## WHAT IS BEING ASKED
Set down the material below in full, matching it exactly.

## RECORDS FOR THIS TASK
⁂

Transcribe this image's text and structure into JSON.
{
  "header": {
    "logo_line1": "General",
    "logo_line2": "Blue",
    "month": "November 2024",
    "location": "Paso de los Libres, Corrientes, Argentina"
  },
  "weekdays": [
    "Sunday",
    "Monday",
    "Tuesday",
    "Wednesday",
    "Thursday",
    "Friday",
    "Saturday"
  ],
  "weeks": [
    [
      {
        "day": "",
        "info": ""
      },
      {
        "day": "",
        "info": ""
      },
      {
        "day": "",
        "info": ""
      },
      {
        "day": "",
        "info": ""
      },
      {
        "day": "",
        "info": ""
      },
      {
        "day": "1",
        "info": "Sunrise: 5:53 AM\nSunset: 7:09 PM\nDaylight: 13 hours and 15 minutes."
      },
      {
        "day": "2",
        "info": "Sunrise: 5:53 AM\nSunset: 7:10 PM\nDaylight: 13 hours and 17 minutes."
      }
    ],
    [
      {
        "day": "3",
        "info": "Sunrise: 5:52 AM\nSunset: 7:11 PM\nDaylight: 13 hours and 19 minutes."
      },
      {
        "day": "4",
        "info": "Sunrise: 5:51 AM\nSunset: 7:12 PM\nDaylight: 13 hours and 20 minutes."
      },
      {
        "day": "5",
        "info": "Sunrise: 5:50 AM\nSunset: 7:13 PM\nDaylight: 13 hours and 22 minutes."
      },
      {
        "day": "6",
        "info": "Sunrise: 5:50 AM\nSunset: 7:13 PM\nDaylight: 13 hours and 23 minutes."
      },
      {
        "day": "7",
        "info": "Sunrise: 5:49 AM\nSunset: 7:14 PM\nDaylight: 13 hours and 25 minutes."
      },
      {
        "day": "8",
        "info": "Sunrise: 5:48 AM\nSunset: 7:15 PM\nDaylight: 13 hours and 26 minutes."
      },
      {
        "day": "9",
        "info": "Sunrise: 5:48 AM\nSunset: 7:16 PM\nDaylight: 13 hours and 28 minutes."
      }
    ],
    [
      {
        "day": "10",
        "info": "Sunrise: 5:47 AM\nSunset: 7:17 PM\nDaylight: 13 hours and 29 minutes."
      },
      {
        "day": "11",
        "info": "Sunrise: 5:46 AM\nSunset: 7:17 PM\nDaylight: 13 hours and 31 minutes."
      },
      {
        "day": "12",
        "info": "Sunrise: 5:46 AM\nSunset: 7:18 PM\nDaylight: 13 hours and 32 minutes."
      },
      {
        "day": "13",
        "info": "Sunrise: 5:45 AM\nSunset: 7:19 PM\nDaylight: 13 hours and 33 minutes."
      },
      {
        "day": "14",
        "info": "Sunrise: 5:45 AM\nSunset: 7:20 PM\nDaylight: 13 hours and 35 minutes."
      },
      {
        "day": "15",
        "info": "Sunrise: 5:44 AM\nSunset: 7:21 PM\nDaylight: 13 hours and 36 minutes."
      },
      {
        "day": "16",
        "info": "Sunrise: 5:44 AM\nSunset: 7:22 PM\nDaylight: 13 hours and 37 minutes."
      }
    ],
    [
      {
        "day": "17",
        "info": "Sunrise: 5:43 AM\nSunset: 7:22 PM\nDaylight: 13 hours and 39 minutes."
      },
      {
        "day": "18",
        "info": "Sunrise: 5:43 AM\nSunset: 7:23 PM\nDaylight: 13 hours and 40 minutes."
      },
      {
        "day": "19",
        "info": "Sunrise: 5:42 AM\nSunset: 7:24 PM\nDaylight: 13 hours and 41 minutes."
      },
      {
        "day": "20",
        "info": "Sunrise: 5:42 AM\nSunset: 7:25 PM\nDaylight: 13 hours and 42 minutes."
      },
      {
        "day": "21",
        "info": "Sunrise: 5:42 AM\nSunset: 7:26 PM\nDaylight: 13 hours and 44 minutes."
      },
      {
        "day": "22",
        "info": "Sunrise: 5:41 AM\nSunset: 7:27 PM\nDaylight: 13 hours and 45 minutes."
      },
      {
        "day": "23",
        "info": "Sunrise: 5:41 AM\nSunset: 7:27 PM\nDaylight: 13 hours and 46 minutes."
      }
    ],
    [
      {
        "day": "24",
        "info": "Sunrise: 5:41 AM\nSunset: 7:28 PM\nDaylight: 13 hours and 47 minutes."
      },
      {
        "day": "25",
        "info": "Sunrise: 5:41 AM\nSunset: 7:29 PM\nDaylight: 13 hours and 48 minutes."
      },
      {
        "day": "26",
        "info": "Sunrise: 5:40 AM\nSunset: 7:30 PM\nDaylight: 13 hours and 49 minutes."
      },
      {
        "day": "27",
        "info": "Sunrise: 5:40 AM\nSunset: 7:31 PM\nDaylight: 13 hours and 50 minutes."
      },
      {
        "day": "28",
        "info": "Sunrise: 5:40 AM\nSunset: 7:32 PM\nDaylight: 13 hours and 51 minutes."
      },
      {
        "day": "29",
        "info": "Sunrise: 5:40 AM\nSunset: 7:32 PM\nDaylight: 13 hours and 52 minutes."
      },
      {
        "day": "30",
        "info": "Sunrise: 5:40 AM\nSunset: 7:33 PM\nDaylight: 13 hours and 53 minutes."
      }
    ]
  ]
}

⁂

## TASK RESPONSE
Transcribe this image's text and structure into JSON.
{
  "header": {
    "logo_line1": "General",
    "logo_line2": "Blue",
    "month": "November 2024",
    "location": "Paso de los Libres, Corrientes, Argentina"
  },
  "weekdays": [
    "Sunday",
    "Monday",
    "Tuesday",
    "Wednesday",
    "Thursday",
    "Friday",
    "Saturday"
  ],
  "weeks": [
    [
      {
        "day": "",
        "info": ""
      },
      {
        "day": "",
        "info": ""
      },
      {
        "day": "",
        "info": ""
      },
      {
        "day": "",
        "info": ""
      },
      {
        "day": "",
        "info": ""
      },
      {
        "day": "1",
        "info": "Sunrise: 5:53 AM\nSunset: 7:09 PM\nDaylight: 13 hours and 15 minutes."
      },
      {
        "day": "2",
        "info": "Sunrise: 5:53 AM\nSunset: 7:10 PM\nDaylight: 13 hours and 17 minutes."
      }
    ],
    [
      {
        "day": "3",
        "info": "Sunrise: 5:52 AM\nSunset: 7:11 PM\nDaylight: 13 hours and 19 minutes."
      },
      {
        "day": "4",
        "info": "Sunrise: 5:51 AM\nSunset: 7:12 PM\nDaylight: 13 hours and 20 minutes."
      },
      {
        "day": "5",
        "info": "Sunrise: 5:50 AM\nSunset: 7:13 PM\nDaylight: 13 hours and 22 minutes."
      },
      {
        "day": "6",
        "info": "Sunrise: 5:50 AM\nSunset: 7:13 PM\nDaylight: 13 hours and 23 minutes."
      },
      {
        "day": "7",
        "info": "Sunrise: 5:49 AM\nSunset: 7:14 PM\nDaylight: 13 hours and 25 minutes."
      },
      {
        "day": "8",
        "info": "Sunrise: 5:48 AM\nSunset: 7:15 PM\nDaylight: 13 hours and 26 minutes."
      },
      {
        "day": "9",
        "info": "Sunrise: 5:48 AM\nSunset: 7:16 PM\nDaylight: 13 hours and 28 minutes."
      }
    ],
    [
      {
        "day": "10",
        "info": "Sunrise: 5:47 AM\nSunset: 7:17 PM\nDaylight: 13 hours and 29 minutes."
      },
      {
        "day": "11",
        "info": "Sunrise: 5:46 AM\nSunset: 7:17 PM\nDaylight: 13 hours and 31 minutes."
      },
      {
        "day": "12",
        "info": "Sunrise: 5:46 AM\nSunset: 7:18 PM\nDaylight: 13 hours and 32 minutes."
      },
      {
        "day": "13",
        "info": "Sunrise: 5:45 AM\nSunset: 7:19 PM\nDaylight: 13 hours and 33 minutes."
      },
      {
        "day": "14",
        "info": "Sunrise: 5:45 AM\nSunset: 7:20 PM\nDaylight: 13 hours and 35 minutes."
      },
      {
        "day": "15",
        "info": "Sunrise: 5:44 AM\nSunset: 7:21 PM\nDaylight: 13 hours and 36 minutes."
      },
      {
        "day": "16",
        "info": "Sunrise: 5:44 AM\nSunset: 7:22 PM\nDaylight: 13 hours and 37 minutes."
      }
    ],
    [
      {
        "day": "17",
        "info": "Sunrise: 5:43 AM\nSunset: 7:22 PM\nDaylight: 13 hours and 39 minutes."
      },
      {
        "day": "18",
        "info": "Sunrise: 5:43 AM\nSunset: 7:23 PM\nDaylight: 13 hours and 40 minutes."
      },
      {
        "day": "19",
        "info": "Sunrise: 5:42 AM\nSunset: 7:24 PM\nDaylight: 13 hours and 41 minutes."
      },
      {
        "day": "20",
        "info": "Sunrise: 5:42 AM\nSunset: 7:25 PM\nDaylight: 13 hours and 42 minutes."
      },
      {
        "day": "21",
        "info": "Sunrise: 5:42 AM\nSunset: 7:26 PM\nDaylight: 13 hours and 44 minutes."
      },
      {
        "day": "22",
        "info": "Sunrise: 5:41 AM\nSunset: 7:27 PM\nDaylight: 13 hours and 45 minutes."
      },
      {
        "day": "23",
        "info": "Sunrise: 5:41 AM\nSunset: 7:27 PM\nDaylight: 13 hours and 46 minutes."
      }
    ],
    [
      {
        "day": "24",
        "info": "Sunrise: 5:41 AM\nSunset: 7:28 PM\nDaylight: 13 hours and 47 minutes."
      },
      {
        "day": "25",
        "info": "Sunrise: 5:41 AM\nSunset: 7:29 PM\nDaylight: 13 hours and 48 minutes."
      },
      {
        "day": "26",
        "info": "Sunrise: 5:40 AM\nSunset: 7:30 PM\nDaylight: 13 hours and 49 minutes."
      },
      {
        "day": "27",
        "info": "Sunrise: 5:40 AM\nSunset: 7:31 PM\nDaylight: 13 hours and 50 minutes."
      },
      {
        "day": "28",
        "info": "Sunrise: 5:40 AM\nSunset: 7:32 PM\nDaylight: 13 hours and 51 minutes."
      },
      {
        "day": "29",
        "info": "Sunrise: 5:40 AM\nSunset: 7:32 PM\nDaylight: 13 hours and 52 minutes."
      },
      {
        "day": "30",
        "info": "Sunrise: 5:40 AM\nSunset: 7:33 PM\nDaylight: 13 hours and 53 minutes."
      }
    ]
  ]
}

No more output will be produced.